Only a number is wanted: the count of lines in this listing that contain "content".

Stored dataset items

+---+

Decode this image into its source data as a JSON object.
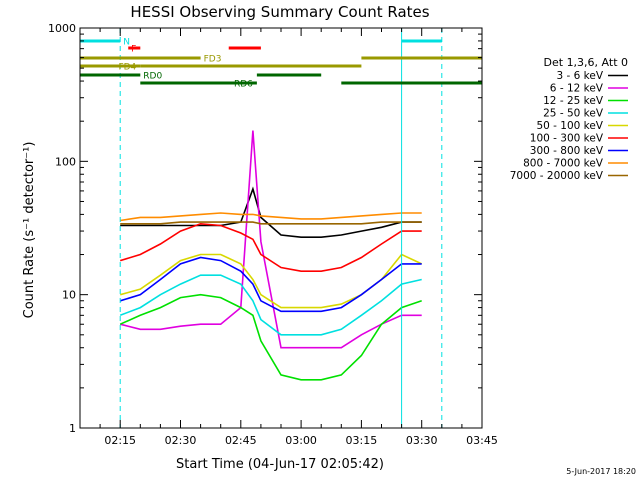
{
  "chart_data": {
    "type": "line",
    "title": "HESSI Observing Summary Count Rates",
    "xlabel": "Start Time (04-Jun-17 02:05:42)",
    "ylabel": "Count Rate (s⁻¹ detector⁻¹)",
    "yscale": "log",
    "ylim": [
      1,
      1000
    ],
    "xlim": [
      "02:05",
      "03:45"
    ],
    "x_ticks": [
      "02:15",
      "02:30",
      "02:45",
      "03:00",
      "03:15",
      "03:30",
      "03:45"
    ],
    "y_ticks": [
      "1",
      "10",
      "100",
      "1000"
    ],
    "legend_title": "Det 1,3,6, Att 0",
    "legend_position": "right",
    "footer_date": "5-Jun-2017 18:20",
    "x": [
      "02:10",
      "02:15",
      "02:20",
      "02:25",
      "02:30",
      "02:35",
      "02:40",
      "02:45",
      "02:48",
      "02:50",
      "02:55",
      "03:00",
      "03:05",
      "03:10",
      "03:15",
      "03:20",
      "03:25",
      "03:30"
    ],
    "series": [
      {
        "name": "3 - 6 keV",
        "color": "#000000",
        "values": [
          null,
          33,
          33,
          33,
          33,
          33,
          33,
          35,
          62,
          38,
          28,
          27,
          27,
          28,
          30,
          32,
          35,
          35
        ]
      },
      {
        "name": "6 - 12 keV",
        "color": "#e000e0",
        "values": [
          null,
          6,
          5.5,
          5.5,
          5.8,
          6,
          6,
          8,
          170,
          25,
          4,
          4,
          4,
          4,
          5,
          6,
          7,
          7
        ]
      },
      {
        "name": "12 - 25 keV",
        "color": "#00e000",
        "values": [
          null,
          6,
          7,
          8,
          9.5,
          10,
          9.5,
          8,
          7,
          4.5,
          2.5,
          2.3,
          2.3,
          2.5,
          3.5,
          6,
          8,
          9
        ]
      },
      {
        "name": "25 - 50 keV",
        "color": "#00e0e0",
        "values": [
          null,
          7,
          8,
          10,
          12,
          14,
          14,
          12,
          9,
          6.5,
          5,
          5,
          5,
          5.5,
          7,
          9,
          12,
          13
        ]
      },
      {
        "name": "50 - 100 keV",
        "color": "#d8d800",
        "values": [
          null,
          10,
          11,
          14,
          18,
          20,
          20,
          17,
          13,
          10,
          8,
          8,
          8,
          8.5,
          10,
          13,
          20,
          17
        ]
      },
      {
        "name": "100 - 300 keV",
        "color": "#ff0000",
        "values": [
          null,
          18,
          20,
          24,
          30,
          34,
          33,
          29,
          26,
          20,
          16,
          15,
          15,
          16,
          19,
          24,
          30,
          30
        ]
      },
      {
        "name": "300 - 800 keV",
        "color": "#0000ff",
        "values": [
          null,
          9,
          10,
          13,
          17,
          19,
          18,
          15,
          12,
          9,
          7.5,
          7.5,
          7.5,
          8,
          10,
          13,
          17,
          17
        ]
      },
      {
        "name": "800 - 7000 keV",
        "color": "#ff8c00",
        "values": [
          null,
          36,
          38,
          38,
          39,
          40,
          41,
          40,
          40,
          39,
          38,
          37,
          37,
          38,
          39,
          40,
          41,
          41
        ]
      },
      {
        "name": "7000 - 20000 keV",
        "color": "#996600",
        "values": [
          null,
          34,
          34,
          34,
          35,
          35,
          35,
          35,
          35,
          34,
          34,
          34,
          34,
          34,
          34,
          35,
          35,
          35
        ]
      }
    ],
    "annotations": [
      {
        "label": "N",
        "color": "#00e0e0",
        "intervals": [
          [
            "02:05",
            "02:15"
          ],
          [
            "03:25",
            "03:35"
          ]
        ]
      },
      {
        "label": "F",
        "color": "#ff0000",
        "intervals": [
          [
            "02:17",
            "02:20"
          ],
          [
            "02:42",
            "02:50"
          ]
        ]
      },
      {
        "label": "FD3",
        "color": "#999900",
        "intervals": [
          [
            "02:05",
            "02:35"
          ],
          [
            "03:15",
            "03:45"
          ]
        ]
      },
      {
        "label": "FD4",
        "color": "#999900",
        "intervals": [
          [
            "02:05",
            "02:20"
          ],
          [
            "02:20",
            "03:15"
          ]
        ]
      },
      {
        "label": "RD0",
        "color": "#006600",
        "intervals": [
          [
            "02:05",
            "02:20"
          ],
          [
            "02:49",
            "03:05"
          ]
        ]
      },
      {
        "label": "RD6",
        "color": "#006600",
        "intervals": [
          [
            "02:20",
            "02:49"
          ],
          [
            "03:10",
            "03:45"
          ]
        ]
      }
    ],
    "vertical_lines": [
      {
        "time": "02:05",
        "style": "solid",
        "color": "#00e0e0"
      },
      {
        "time": "02:15",
        "style": "dashed",
        "color": "#00e0e0"
      },
      {
        "time": "03:25",
        "style": "solid",
        "color": "#00e0e0"
      },
      {
        "time": "03:35",
        "style": "dashed",
        "color": "#00e0e0"
      }
    ]
  }
}
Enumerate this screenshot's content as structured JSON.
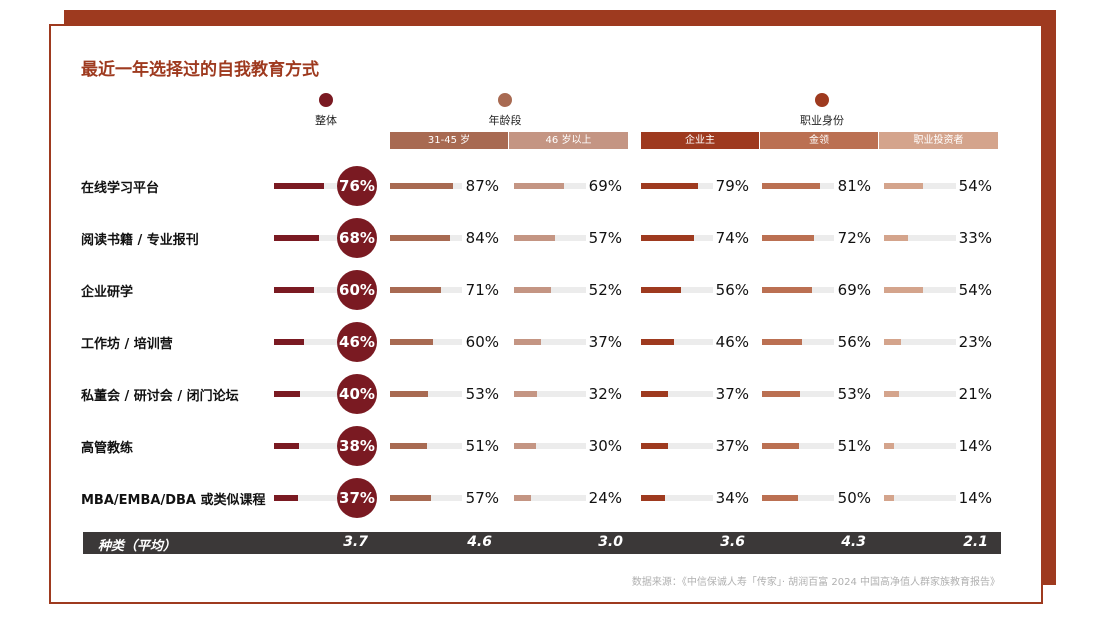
{
  "title": "最近一年选择过的自我教育方式",
  "groups": [
    {
      "label": "整体",
      "color": "#7a1a22"
    },
    {
      "label": "年龄段",
      "color": "#a86a52"
    },
    {
      "label": "职业身份",
      "color": "#9e3a1f"
    }
  ],
  "columns": [
    {
      "key": "overall",
      "label": "整体",
      "color": "#7a1a22",
      "header": ""
    },
    {
      "key": "age_31_45",
      "label": "31-45 岁",
      "color": "#a86a52",
      "header_bg": "#a86a52"
    },
    {
      "key": "age_46_plus",
      "label": "46 岁以上",
      "color": "#c49583",
      "header_bg": "#c49583"
    },
    {
      "key": "entrepreneur",
      "label": "企业主",
      "color": "#9e3a1f",
      "header_bg": "#9e3a1f"
    },
    {
      "key": "white_collar",
      "label": "金领",
      "color": "#bb7052",
      "header_bg": "#bb7052"
    },
    {
      "key": "investor",
      "label": "职业投资者",
      "color": "#d4a48c",
      "header_bg": "#d4a48c"
    }
  ],
  "chart_data": {
    "type": "bar",
    "title": "最近一年选择过的自我教育方式",
    "categories": [
      "在线学习平台",
      "阅读书籍 / 专业报刊",
      "企业研学",
      "工作坊 / 培训营",
      "私董会 / 研讨会 / 闭门论坛",
      "高管教练",
      "MBA/EMBA/DBA 或类似课程"
    ],
    "series": [
      {
        "name": "整体",
        "values": [
          76,
          68,
          60,
          46,
          40,
          38,
          37
        ]
      },
      {
        "name": "31-45 岁",
        "values": [
          87,
          84,
          71,
          60,
          53,
          51,
          57
        ]
      },
      {
        "name": "46 岁以上",
        "values": [
          69,
          57,
          52,
          37,
          32,
          30,
          24
        ]
      },
      {
        "name": "企业主",
        "values": [
          79,
          74,
          56,
          46,
          37,
          37,
          34
        ]
      },
      {
        "name": "金领",
        "values": [
          81,
          72,
          69,
          56,
          53,
          51,
          50
        ]
      },
      {
        "name": "职业投资者",
        "values": [
          54,
          33,
          54,
          23,
          21,
          14,
          14
        ]
      }
    ],
    "unit": "%",
    "ylim": [
      0,
      100
    ]
  },
  "average": {
    "label": "种类（平均）",
    "values": [
      "3.7",
      "4.6",
      "3.0",
      "3.6",
      "4.3",
      "2.1"
    ]
  },
  "source": "数据来源：《中信保诚人寿「传家」· 胡润百富 2024 中国高净值人群家族教育报告》"
}
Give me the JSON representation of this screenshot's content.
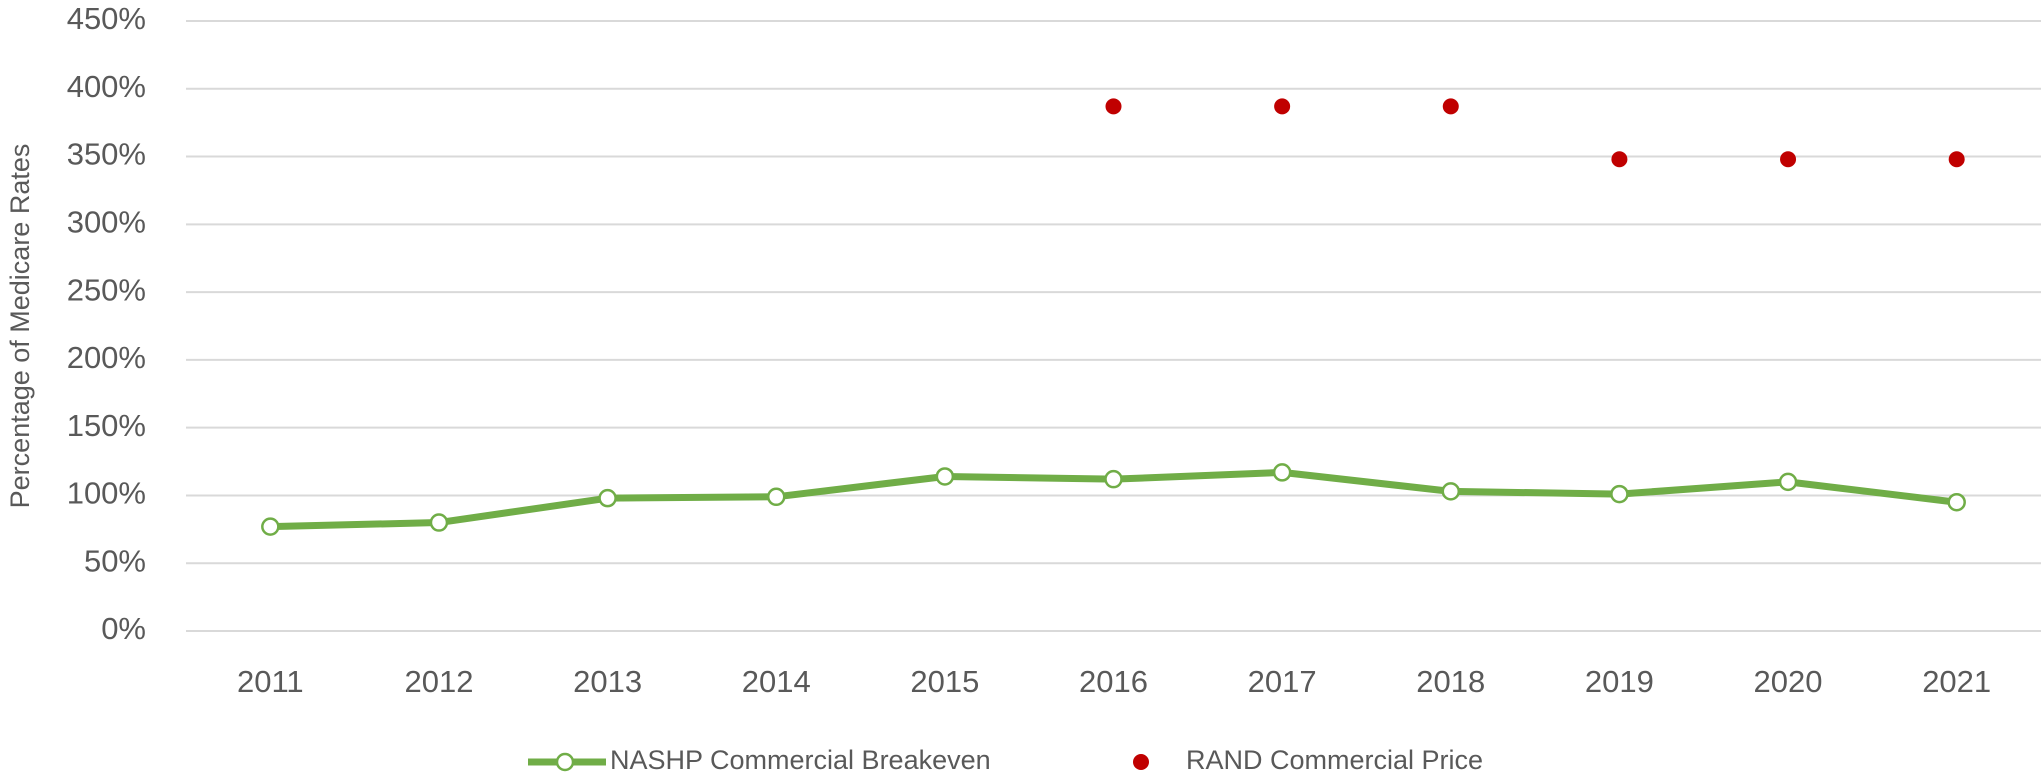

+---+

ANSWER BELOW
2